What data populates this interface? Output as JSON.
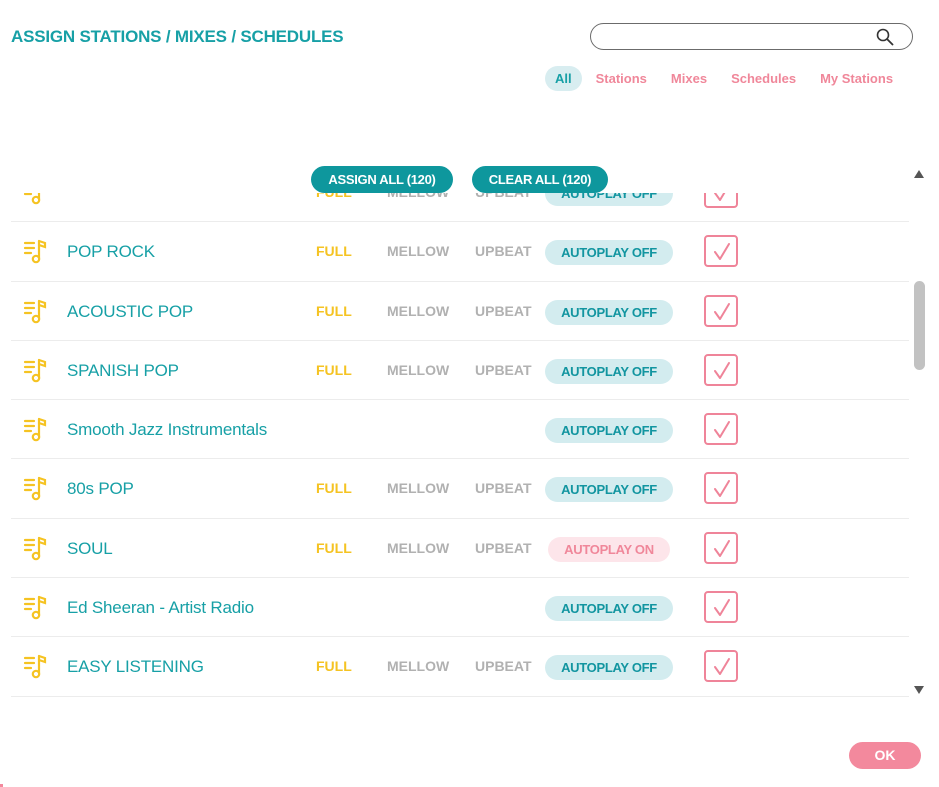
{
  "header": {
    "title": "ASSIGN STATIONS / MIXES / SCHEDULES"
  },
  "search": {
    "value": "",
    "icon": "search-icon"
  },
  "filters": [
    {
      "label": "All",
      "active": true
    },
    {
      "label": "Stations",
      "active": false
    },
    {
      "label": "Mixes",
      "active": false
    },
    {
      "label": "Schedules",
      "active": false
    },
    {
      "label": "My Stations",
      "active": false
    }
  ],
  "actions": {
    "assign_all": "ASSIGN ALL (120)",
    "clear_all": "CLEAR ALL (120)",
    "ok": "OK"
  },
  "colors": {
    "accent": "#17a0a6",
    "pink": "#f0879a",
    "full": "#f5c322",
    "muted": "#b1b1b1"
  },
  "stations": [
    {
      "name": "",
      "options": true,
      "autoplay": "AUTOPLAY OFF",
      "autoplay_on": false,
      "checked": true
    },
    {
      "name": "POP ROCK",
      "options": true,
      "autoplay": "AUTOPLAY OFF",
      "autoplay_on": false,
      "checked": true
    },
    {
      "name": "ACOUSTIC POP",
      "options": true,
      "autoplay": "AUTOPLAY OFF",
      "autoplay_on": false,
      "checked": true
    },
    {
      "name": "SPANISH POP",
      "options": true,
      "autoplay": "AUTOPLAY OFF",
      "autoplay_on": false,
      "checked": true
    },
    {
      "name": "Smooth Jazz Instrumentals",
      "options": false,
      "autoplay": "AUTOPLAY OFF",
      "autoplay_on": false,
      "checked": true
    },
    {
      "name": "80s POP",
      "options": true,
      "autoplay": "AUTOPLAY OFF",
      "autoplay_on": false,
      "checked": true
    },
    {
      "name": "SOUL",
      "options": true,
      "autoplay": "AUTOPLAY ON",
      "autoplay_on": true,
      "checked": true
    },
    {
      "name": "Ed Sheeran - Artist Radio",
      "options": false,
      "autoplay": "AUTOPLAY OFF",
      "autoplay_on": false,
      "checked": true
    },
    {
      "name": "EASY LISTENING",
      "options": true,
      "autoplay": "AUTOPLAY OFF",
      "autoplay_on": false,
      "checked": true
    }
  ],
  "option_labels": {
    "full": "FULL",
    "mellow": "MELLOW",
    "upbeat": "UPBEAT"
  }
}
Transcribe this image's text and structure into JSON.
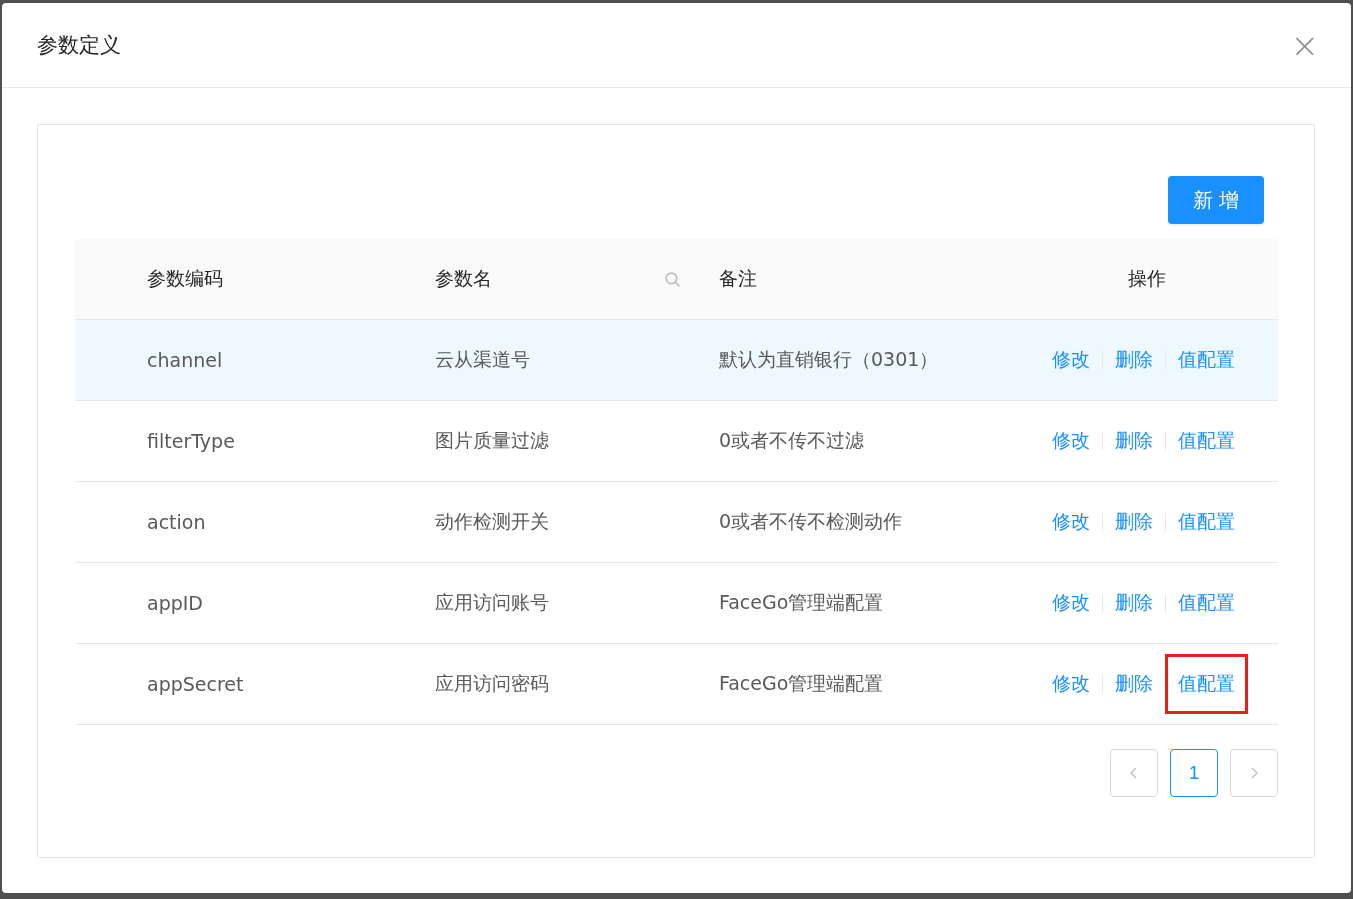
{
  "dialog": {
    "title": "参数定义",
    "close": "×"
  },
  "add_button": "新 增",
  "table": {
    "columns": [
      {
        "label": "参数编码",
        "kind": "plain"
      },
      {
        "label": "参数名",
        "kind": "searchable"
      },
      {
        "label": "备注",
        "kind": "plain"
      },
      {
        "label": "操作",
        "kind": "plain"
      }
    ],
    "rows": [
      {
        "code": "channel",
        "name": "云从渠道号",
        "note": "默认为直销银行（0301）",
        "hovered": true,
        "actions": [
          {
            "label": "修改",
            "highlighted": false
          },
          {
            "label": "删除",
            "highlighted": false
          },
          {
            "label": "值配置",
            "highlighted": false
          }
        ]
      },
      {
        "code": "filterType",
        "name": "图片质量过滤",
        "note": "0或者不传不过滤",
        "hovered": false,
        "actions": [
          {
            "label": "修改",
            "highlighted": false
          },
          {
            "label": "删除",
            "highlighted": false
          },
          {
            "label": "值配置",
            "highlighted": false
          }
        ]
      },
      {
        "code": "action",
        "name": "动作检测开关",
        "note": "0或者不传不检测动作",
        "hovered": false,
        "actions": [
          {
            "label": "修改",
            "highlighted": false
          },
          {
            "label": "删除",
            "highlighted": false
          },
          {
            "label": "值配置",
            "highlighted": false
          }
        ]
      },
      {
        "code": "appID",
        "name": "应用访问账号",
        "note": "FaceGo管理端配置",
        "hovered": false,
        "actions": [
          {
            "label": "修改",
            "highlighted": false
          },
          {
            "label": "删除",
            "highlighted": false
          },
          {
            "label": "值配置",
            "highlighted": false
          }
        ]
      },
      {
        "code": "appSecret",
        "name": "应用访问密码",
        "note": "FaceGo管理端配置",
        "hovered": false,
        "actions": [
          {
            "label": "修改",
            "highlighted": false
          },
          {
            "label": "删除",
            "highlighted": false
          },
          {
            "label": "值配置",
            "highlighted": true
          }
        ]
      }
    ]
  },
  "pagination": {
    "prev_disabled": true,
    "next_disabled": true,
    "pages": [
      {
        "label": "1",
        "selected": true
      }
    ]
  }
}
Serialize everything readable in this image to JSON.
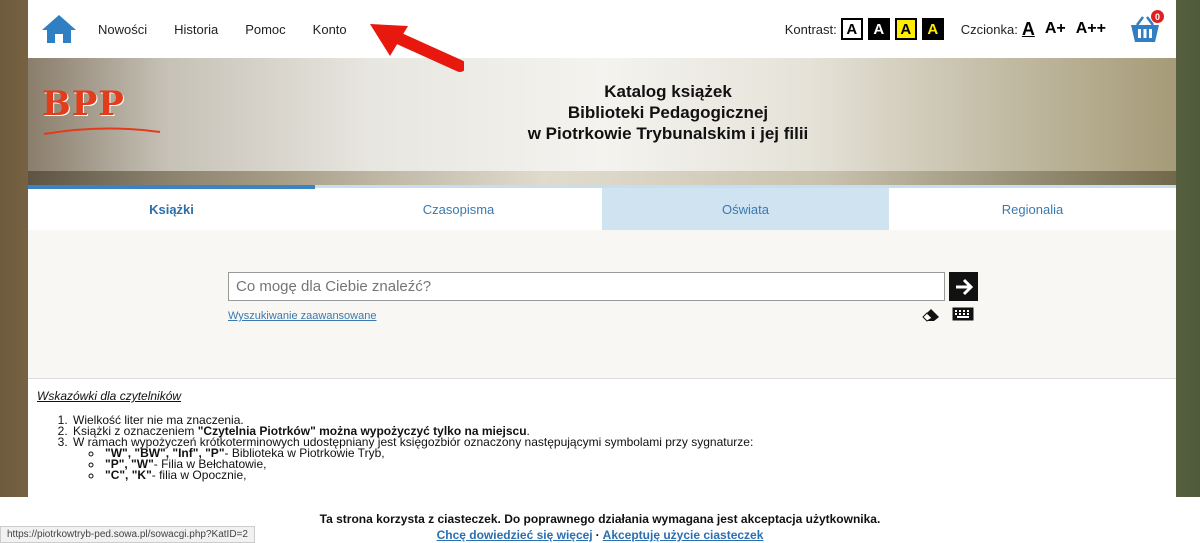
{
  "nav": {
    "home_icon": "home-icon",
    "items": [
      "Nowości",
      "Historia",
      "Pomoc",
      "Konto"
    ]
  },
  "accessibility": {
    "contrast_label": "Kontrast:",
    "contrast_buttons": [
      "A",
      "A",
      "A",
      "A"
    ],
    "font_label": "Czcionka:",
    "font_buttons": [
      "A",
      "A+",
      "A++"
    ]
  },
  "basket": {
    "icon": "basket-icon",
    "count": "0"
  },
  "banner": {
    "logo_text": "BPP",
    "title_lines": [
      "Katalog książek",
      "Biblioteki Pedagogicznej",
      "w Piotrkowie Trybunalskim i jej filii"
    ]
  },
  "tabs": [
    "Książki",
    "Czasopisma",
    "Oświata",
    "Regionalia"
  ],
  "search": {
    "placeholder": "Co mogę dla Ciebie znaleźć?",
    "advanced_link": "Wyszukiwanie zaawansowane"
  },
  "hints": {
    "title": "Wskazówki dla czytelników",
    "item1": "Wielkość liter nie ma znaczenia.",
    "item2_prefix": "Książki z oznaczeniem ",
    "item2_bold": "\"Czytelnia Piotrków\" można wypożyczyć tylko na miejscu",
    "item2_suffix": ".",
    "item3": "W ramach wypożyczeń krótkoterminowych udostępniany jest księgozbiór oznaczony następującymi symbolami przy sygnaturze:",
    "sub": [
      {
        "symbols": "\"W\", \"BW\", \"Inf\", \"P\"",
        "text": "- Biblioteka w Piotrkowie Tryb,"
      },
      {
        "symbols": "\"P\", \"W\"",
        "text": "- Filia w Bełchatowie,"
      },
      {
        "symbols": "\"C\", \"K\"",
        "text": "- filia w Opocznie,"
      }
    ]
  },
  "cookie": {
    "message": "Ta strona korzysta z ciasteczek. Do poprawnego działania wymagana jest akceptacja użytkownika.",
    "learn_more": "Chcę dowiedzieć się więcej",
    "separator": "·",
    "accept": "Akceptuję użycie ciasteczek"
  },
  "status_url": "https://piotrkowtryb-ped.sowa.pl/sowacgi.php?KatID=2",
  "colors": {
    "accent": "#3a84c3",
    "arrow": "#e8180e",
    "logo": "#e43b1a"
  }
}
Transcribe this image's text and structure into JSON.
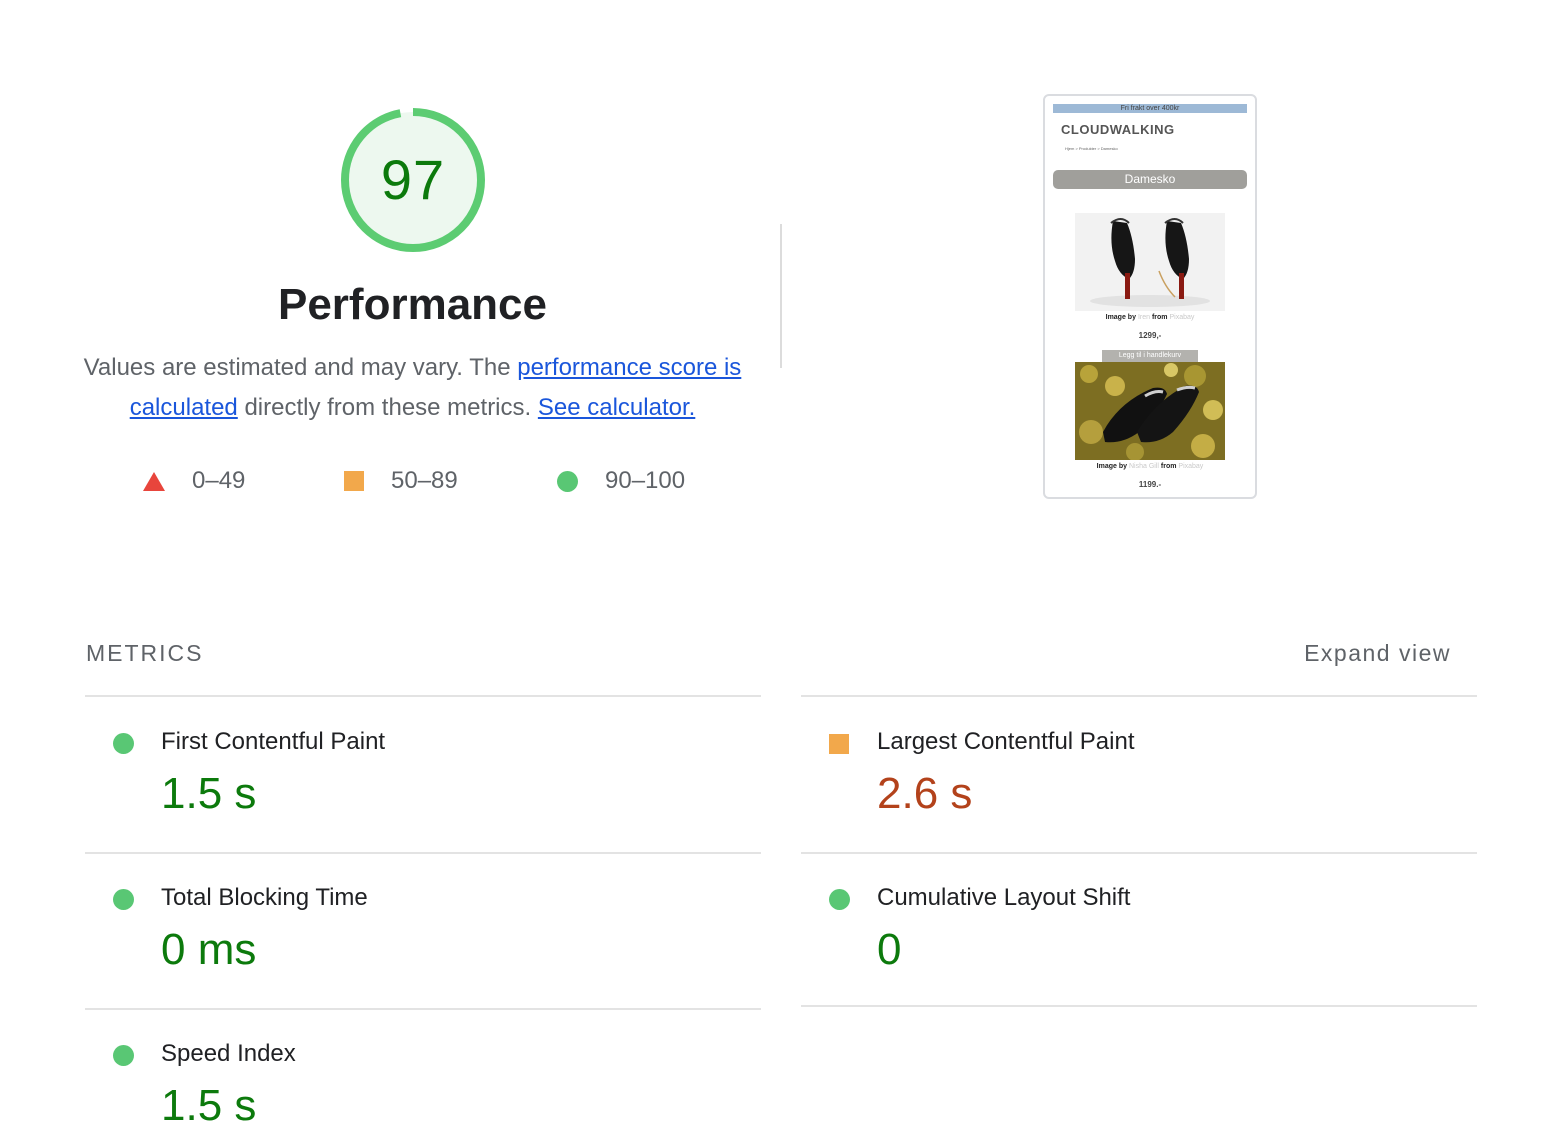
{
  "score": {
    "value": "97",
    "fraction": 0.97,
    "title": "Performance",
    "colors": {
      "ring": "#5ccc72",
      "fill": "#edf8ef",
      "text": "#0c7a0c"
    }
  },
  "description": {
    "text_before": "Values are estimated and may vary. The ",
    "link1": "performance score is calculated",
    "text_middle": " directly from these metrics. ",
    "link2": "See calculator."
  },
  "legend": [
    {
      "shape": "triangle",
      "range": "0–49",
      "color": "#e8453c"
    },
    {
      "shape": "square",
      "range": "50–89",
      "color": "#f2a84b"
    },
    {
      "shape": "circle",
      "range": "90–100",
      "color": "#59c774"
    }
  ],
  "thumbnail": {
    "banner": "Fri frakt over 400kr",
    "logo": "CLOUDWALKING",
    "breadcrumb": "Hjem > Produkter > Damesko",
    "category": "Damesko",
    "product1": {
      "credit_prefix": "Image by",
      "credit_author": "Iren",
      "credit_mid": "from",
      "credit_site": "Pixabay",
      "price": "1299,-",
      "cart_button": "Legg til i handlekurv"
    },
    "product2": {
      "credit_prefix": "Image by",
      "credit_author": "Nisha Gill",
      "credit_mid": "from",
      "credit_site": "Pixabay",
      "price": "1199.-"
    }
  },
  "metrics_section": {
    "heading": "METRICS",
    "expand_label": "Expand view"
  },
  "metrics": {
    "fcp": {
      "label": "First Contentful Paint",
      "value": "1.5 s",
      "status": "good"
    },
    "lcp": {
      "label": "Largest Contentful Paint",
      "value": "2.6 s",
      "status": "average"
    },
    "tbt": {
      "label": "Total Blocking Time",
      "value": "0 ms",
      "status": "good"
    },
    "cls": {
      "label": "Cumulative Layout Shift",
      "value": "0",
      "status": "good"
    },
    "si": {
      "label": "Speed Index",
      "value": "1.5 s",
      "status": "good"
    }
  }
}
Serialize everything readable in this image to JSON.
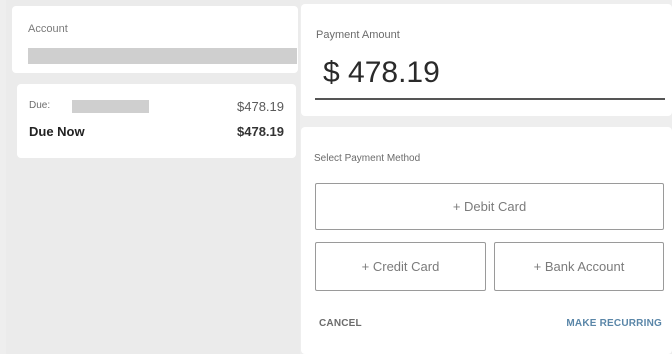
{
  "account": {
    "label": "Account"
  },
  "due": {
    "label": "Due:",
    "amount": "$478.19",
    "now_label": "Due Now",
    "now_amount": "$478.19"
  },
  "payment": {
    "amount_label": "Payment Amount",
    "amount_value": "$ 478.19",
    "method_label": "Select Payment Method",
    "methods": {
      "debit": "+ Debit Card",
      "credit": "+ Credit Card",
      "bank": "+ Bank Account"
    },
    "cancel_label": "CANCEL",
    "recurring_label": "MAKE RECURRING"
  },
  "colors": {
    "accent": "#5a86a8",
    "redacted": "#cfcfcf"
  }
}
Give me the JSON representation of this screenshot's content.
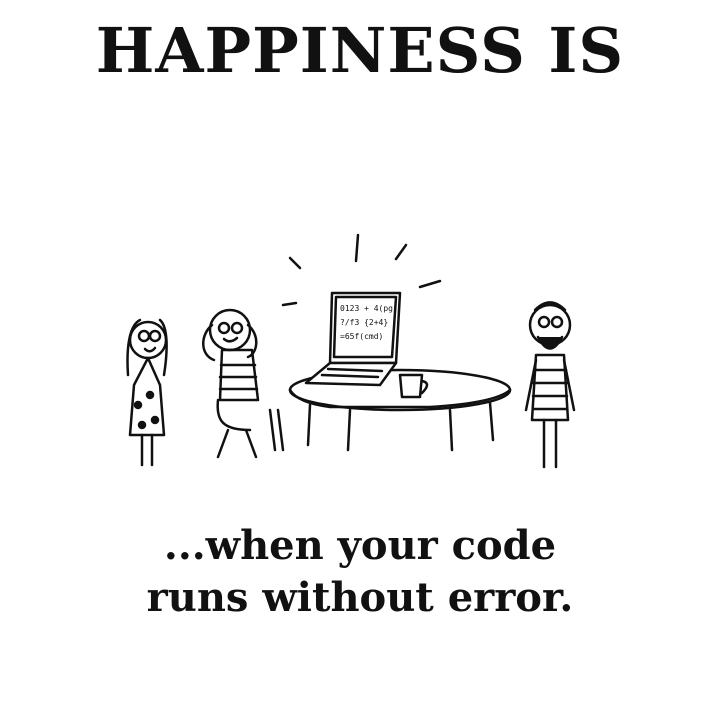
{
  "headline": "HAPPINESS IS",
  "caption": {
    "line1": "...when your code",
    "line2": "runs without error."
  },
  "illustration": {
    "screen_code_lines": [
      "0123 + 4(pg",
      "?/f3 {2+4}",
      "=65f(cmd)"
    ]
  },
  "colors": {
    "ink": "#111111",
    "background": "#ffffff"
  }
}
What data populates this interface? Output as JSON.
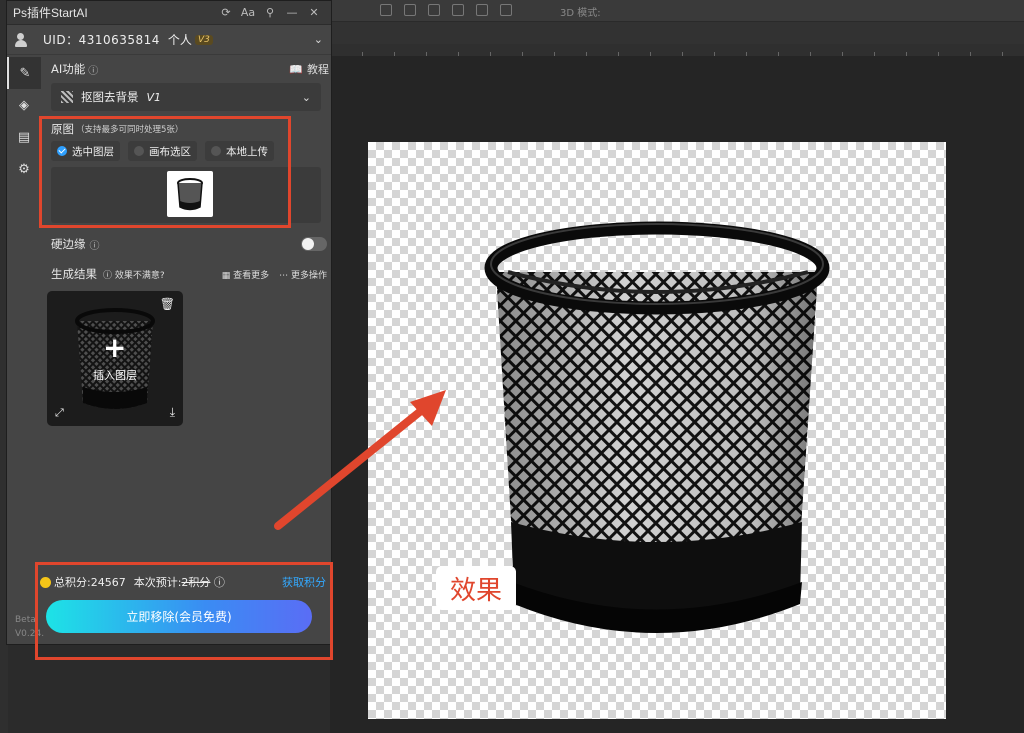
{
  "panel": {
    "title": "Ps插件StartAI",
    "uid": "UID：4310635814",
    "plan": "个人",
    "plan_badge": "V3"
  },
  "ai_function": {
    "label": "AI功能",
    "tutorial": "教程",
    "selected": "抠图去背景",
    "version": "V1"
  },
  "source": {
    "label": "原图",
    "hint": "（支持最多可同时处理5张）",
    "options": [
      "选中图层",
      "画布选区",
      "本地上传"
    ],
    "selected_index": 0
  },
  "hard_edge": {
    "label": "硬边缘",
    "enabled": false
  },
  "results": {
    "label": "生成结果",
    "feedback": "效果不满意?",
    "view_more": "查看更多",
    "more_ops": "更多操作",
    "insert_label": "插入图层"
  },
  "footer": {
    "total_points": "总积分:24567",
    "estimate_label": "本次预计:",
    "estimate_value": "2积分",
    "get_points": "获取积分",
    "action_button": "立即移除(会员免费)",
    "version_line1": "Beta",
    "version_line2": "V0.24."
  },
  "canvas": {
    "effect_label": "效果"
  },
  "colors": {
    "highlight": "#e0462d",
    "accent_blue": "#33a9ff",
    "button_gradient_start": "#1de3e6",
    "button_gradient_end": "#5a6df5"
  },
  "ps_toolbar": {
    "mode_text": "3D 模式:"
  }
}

**Given task**
List every line above containing the word "note".

**Written response**
        "note": "默认为直销银行（0301）",
        "note": "0或者不传不过滤",
        "note": "0或者不传不检测动作",
        "note": "FaceGo管理端配置",
        "note": "FaceGo管理端配置",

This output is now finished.